Scan the records for the string "name"; copy each line where it occurs.

— START OF The data —

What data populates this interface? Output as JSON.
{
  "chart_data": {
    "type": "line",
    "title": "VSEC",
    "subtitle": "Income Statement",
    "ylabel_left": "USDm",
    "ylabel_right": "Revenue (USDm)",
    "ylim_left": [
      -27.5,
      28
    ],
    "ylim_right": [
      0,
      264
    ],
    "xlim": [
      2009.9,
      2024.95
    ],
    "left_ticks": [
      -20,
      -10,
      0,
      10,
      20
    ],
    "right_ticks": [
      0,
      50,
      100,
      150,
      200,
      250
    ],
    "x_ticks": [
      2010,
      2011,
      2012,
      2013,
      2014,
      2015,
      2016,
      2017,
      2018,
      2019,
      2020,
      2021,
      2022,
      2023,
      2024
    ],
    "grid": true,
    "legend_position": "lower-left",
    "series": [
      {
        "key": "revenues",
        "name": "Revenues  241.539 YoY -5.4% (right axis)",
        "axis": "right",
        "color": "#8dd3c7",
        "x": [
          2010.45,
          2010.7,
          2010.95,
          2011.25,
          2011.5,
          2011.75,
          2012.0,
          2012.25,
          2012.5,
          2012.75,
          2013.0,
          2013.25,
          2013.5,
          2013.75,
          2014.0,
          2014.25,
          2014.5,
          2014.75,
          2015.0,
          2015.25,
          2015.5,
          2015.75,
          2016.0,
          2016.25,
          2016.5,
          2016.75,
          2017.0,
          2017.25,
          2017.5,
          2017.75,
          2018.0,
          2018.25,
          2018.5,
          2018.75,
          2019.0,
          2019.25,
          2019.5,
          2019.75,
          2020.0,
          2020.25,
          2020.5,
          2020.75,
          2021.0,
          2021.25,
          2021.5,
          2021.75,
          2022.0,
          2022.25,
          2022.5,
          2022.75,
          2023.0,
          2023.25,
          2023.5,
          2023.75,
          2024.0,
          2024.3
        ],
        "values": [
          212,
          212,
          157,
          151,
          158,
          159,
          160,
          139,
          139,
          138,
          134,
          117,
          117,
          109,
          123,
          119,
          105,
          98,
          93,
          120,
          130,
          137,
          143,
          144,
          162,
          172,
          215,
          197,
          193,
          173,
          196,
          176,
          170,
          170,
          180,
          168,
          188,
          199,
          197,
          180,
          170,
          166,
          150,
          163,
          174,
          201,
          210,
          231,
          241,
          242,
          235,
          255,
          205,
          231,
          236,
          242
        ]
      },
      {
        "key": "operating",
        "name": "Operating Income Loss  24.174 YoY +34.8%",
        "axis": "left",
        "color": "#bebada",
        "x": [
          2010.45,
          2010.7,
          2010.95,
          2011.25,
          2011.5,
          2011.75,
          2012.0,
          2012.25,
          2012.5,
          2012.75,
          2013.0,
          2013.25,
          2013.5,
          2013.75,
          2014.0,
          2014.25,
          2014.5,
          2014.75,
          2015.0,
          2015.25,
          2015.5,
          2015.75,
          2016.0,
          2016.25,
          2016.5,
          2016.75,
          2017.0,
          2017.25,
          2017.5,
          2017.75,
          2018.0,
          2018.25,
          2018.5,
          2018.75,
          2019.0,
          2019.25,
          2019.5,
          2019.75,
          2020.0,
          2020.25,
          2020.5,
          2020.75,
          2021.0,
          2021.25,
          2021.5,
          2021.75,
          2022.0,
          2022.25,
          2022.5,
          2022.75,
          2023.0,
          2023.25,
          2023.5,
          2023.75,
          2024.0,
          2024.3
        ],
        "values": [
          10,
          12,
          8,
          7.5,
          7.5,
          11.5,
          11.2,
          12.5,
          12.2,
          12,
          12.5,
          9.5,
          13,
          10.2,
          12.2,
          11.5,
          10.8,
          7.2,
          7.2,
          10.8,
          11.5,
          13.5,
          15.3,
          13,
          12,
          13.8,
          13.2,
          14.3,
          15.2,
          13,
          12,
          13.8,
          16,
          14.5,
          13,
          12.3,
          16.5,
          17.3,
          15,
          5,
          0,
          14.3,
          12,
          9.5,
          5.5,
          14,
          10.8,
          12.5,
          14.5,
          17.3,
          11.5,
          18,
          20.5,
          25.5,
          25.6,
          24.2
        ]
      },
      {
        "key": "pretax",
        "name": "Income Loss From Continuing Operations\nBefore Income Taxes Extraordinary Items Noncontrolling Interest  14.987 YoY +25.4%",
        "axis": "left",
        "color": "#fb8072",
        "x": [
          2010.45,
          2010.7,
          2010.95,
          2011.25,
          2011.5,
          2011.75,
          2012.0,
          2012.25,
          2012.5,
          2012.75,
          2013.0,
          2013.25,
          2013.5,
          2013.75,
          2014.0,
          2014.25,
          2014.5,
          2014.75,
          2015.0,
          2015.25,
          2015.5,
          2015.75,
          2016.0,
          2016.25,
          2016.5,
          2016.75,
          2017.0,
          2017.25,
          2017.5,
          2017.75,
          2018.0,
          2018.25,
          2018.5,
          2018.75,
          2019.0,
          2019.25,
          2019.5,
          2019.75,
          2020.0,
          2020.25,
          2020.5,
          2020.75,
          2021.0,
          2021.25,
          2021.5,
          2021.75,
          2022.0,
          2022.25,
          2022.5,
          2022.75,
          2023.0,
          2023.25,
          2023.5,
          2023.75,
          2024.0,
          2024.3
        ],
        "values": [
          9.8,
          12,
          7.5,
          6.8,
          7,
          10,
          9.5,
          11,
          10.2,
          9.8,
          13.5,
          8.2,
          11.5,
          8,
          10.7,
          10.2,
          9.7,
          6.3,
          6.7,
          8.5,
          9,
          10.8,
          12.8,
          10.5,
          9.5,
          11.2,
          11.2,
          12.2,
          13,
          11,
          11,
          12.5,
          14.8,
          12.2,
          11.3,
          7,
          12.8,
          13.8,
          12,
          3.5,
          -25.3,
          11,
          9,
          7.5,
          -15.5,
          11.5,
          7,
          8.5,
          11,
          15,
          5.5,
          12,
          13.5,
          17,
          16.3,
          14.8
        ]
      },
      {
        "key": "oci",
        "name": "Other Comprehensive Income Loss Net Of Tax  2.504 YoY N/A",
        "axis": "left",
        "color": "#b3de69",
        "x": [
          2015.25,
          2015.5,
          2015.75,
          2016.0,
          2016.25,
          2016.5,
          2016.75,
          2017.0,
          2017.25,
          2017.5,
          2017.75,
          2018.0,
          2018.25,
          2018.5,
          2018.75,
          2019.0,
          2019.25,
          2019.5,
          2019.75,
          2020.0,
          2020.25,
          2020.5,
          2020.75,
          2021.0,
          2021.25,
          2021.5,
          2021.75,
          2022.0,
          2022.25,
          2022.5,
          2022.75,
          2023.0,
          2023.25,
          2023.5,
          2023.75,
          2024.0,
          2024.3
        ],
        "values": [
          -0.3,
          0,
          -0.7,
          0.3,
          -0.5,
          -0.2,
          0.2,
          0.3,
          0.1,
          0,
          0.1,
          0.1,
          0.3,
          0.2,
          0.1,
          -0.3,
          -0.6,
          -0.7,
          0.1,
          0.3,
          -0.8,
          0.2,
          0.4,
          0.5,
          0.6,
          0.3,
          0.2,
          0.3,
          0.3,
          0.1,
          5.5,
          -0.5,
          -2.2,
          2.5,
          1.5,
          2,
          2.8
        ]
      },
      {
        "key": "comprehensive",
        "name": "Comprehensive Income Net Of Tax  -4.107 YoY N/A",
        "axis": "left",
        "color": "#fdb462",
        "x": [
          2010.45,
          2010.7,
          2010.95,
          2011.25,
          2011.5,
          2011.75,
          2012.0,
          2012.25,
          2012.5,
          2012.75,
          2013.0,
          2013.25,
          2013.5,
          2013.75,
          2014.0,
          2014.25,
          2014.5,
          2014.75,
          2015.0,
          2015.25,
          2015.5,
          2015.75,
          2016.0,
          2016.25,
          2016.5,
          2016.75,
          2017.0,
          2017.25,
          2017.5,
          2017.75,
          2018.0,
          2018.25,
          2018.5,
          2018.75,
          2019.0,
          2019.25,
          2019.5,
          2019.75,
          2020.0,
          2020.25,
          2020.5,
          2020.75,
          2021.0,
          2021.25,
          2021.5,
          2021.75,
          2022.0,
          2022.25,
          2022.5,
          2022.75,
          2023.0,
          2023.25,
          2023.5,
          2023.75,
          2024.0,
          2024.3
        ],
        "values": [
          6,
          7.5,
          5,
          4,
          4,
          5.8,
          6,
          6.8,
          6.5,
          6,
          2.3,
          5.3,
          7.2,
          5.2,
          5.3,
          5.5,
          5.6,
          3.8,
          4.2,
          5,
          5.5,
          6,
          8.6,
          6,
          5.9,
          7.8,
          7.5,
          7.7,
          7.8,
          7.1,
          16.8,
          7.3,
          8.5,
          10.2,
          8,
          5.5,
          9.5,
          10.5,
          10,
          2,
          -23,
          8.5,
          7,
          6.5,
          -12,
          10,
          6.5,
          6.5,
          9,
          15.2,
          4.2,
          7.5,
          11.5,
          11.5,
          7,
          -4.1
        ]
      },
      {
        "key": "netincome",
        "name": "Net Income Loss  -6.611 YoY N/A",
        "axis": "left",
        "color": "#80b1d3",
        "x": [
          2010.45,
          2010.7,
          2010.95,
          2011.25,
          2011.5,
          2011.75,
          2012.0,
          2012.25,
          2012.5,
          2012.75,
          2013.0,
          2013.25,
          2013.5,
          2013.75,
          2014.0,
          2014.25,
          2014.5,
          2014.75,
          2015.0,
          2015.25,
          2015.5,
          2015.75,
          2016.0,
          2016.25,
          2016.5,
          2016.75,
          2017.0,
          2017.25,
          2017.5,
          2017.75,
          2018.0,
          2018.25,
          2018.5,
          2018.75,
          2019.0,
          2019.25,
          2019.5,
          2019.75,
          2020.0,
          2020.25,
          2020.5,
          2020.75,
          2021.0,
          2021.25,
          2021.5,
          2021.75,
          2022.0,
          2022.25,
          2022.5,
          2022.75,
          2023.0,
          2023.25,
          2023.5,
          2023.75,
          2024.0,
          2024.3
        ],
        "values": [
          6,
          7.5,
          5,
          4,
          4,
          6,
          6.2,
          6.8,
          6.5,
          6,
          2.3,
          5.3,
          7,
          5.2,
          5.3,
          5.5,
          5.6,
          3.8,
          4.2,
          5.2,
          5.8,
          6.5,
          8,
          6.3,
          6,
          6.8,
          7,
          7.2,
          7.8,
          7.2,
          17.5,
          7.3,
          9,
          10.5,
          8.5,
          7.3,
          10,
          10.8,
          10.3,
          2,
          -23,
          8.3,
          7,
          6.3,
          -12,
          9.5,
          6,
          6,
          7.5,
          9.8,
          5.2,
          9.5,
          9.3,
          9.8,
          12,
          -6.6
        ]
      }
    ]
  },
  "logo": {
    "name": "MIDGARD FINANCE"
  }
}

— END OF The data —

**Task output:**
        "name": "Revenues  241.539 YoY -5.4% (right axis)",
        "name": "Operating Income Loss  24.174 YoY +34.8%",
        "name": "Income Loss From Continuing Operations\nBefore Income Taxes Extraordinary Items Noncontrolling Interest  14.987 YoY +25.4%",
        "name": "Other Comprehensive Income Loss Net Of Tax  2.504 YoY N/A",
        "name": "Comprehensive Income Net Of Tax  -4.107 YoY N/A",
        "name": "Net Income Loss  -6.611 YoY N/A",
    "name": "MIDGARD FINANCE"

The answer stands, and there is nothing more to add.